EXERCISE REQUIREMENTS: Search the listing below for the string "icon" and copy every line where it occurs.

--- START OF MATERIALS PROVIDED ---

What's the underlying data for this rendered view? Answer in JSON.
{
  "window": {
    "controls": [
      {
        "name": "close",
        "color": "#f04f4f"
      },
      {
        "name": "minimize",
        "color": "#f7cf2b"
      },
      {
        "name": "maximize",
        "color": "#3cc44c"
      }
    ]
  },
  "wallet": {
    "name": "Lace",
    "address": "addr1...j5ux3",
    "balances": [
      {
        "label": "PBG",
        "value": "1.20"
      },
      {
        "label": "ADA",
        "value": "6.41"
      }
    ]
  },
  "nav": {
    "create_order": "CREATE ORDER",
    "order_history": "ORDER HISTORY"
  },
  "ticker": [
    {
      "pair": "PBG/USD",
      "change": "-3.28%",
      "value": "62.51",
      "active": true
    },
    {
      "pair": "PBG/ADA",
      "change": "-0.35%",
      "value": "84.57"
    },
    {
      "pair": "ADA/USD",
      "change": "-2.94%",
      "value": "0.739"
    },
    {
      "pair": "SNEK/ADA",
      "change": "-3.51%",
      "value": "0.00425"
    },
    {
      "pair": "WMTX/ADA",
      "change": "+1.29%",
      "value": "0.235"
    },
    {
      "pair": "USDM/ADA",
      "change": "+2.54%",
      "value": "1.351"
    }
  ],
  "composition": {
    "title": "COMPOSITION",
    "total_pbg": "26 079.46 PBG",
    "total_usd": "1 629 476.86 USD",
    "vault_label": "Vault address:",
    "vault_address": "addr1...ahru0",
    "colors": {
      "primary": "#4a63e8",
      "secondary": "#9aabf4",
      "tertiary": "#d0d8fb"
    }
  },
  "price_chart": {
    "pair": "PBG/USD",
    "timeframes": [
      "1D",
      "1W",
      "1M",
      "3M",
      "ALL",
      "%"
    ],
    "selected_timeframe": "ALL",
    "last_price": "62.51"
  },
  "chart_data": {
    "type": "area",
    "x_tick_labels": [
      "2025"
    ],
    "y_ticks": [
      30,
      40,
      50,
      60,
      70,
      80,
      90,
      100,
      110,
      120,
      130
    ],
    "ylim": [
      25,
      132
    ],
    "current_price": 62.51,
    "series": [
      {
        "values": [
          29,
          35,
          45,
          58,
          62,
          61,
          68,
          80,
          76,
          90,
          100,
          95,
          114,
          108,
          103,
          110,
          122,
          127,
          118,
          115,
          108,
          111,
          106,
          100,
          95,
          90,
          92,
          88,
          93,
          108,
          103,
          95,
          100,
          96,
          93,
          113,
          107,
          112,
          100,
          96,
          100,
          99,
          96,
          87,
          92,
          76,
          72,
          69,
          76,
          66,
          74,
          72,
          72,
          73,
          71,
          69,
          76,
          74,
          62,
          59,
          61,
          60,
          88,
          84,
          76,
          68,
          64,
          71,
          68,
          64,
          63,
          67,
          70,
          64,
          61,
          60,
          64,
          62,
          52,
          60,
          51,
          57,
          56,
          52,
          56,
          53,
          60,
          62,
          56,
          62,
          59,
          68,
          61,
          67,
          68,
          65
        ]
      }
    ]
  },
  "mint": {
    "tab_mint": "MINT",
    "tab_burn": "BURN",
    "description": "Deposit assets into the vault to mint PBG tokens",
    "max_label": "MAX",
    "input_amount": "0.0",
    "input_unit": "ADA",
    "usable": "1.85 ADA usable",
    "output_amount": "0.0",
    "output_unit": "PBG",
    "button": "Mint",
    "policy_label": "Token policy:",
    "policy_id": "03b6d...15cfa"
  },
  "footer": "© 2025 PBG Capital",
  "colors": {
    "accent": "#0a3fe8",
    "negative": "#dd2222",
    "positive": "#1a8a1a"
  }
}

--- END OF MATERIALS PROVIDED ---
--- START OF MATERIALS PROVIDED ---

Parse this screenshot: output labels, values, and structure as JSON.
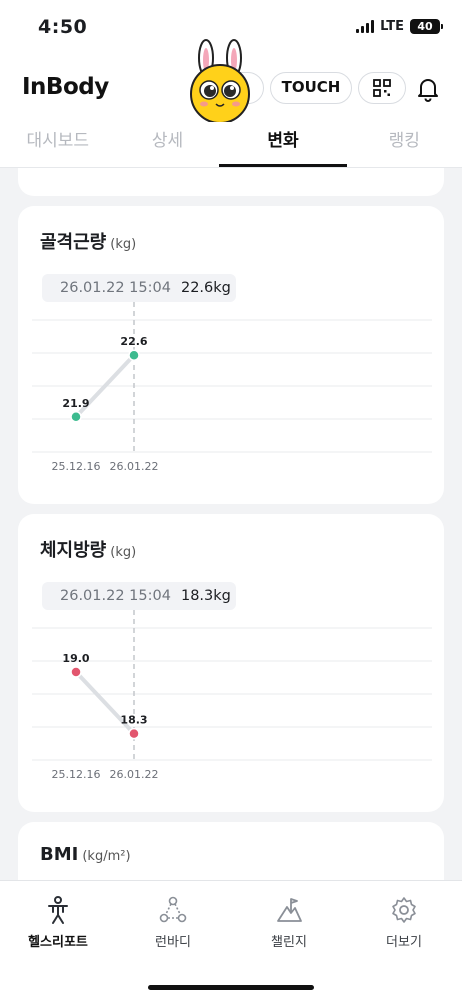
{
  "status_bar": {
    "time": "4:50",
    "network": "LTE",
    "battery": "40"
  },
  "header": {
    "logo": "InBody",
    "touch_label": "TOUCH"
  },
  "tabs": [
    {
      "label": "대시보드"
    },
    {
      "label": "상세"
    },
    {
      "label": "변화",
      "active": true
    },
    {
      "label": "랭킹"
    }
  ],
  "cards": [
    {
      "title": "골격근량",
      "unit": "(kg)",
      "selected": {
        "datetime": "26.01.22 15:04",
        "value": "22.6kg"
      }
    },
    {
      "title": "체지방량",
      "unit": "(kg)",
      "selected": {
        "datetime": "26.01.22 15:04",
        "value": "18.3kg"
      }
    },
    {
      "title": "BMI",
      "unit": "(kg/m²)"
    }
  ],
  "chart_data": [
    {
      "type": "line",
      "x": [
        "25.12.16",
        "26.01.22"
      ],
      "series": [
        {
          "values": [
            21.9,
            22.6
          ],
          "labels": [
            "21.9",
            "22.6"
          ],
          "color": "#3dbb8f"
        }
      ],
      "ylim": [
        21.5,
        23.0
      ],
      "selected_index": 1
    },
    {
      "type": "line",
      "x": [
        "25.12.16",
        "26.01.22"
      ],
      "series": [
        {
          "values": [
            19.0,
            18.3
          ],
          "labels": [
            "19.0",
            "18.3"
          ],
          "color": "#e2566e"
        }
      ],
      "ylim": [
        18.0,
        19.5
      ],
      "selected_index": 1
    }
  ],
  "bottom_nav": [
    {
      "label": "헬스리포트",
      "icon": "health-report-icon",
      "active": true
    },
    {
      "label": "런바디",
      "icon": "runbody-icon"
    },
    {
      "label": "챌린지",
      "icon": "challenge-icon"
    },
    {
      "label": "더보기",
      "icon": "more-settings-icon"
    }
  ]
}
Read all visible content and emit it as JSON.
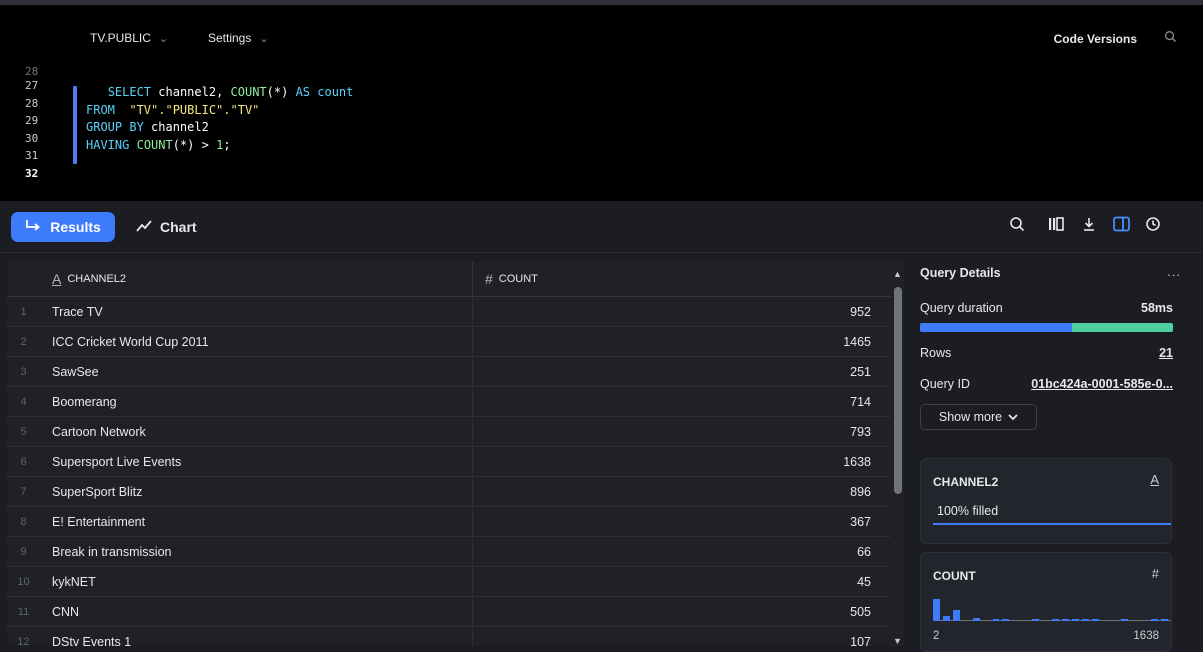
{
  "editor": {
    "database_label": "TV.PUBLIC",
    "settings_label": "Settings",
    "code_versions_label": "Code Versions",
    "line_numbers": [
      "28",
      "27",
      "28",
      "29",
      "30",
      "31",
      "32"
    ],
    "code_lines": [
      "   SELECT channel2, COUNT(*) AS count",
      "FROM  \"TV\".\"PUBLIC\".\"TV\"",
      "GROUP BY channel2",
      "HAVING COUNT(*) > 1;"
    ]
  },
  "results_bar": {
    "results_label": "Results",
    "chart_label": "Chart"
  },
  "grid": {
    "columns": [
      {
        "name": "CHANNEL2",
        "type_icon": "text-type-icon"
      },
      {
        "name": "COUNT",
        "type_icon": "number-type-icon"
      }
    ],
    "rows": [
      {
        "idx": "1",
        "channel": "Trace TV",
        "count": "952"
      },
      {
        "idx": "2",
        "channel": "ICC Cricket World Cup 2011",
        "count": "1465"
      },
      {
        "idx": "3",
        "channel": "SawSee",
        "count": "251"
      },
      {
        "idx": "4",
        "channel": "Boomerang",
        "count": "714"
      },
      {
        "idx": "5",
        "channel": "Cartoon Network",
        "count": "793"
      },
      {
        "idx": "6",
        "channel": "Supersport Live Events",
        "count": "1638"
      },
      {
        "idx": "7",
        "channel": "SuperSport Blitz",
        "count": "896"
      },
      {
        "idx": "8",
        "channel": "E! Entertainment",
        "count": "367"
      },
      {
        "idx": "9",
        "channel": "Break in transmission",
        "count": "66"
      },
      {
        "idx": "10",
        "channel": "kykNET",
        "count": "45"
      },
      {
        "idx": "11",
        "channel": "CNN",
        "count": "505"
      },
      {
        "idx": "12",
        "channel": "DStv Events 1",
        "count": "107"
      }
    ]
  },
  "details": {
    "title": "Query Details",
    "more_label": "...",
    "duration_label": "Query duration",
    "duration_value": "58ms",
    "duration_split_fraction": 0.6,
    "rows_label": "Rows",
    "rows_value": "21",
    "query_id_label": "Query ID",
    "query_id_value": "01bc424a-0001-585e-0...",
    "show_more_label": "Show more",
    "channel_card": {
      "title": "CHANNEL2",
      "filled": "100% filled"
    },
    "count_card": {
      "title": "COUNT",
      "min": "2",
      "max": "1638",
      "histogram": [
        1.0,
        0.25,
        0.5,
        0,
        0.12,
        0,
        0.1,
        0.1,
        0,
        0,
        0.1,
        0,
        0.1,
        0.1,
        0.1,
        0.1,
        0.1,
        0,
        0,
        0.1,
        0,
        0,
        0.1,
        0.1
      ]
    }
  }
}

--- END OF MATERIALS PROVIDED ---
--- START OF MATERIALS PROVIDED ---

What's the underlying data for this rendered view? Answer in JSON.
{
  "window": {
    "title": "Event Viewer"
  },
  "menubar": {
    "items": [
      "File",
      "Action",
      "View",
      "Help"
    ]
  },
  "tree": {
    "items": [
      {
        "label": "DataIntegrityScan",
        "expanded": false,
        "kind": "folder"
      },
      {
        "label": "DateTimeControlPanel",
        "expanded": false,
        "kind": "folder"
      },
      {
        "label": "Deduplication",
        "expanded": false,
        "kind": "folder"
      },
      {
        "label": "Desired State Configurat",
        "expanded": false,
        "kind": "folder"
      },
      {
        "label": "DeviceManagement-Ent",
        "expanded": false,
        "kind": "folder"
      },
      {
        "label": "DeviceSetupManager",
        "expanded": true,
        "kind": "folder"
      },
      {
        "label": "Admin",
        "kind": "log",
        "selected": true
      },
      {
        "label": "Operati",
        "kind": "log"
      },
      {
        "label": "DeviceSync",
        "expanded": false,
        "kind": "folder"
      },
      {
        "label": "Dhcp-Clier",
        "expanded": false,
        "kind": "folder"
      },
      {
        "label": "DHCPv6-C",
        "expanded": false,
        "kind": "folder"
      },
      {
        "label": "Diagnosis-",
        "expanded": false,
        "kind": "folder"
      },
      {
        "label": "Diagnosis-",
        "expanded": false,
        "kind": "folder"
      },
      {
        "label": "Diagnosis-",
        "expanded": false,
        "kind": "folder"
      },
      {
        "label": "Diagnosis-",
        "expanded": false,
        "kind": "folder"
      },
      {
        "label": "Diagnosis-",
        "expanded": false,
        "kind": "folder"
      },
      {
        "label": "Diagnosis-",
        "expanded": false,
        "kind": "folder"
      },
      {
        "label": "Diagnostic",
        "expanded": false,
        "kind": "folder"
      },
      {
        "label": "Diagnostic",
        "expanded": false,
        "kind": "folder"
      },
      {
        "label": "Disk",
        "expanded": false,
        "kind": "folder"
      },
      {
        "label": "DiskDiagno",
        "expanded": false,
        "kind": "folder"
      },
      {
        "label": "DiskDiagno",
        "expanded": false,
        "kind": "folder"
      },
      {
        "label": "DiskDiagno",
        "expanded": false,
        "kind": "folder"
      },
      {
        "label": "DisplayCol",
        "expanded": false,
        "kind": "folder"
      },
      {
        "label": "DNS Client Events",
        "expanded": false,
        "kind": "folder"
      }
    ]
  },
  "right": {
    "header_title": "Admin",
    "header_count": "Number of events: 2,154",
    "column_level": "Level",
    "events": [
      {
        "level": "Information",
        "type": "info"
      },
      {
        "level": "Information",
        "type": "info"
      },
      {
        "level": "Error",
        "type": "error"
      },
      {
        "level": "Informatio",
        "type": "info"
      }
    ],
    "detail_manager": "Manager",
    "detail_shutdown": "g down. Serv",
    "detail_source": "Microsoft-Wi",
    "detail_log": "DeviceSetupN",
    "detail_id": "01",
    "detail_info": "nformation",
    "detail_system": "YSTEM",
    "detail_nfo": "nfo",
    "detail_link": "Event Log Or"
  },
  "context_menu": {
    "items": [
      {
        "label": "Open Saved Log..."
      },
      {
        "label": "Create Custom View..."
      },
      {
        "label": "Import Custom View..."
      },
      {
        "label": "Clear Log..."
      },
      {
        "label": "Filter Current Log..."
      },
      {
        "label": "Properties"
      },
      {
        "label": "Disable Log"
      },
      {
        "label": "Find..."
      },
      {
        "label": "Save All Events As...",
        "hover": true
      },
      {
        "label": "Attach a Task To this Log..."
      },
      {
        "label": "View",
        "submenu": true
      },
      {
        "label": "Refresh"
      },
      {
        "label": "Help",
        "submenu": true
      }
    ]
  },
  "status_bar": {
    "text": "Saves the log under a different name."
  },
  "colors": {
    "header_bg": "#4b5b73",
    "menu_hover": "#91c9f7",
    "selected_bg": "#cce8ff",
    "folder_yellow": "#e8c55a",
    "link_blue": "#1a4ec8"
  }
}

--- END OF MATERIALS PROVIDED ---

FINISHED ANSWER:
      "icon": "health-report-icon",
      "icon": "runbody-icon"
      "icon": "challenge-icon"
      "icon": "more-settings-icon"
        "type_icon": "text-type-icon"
        "type_icon": "number-type-icon"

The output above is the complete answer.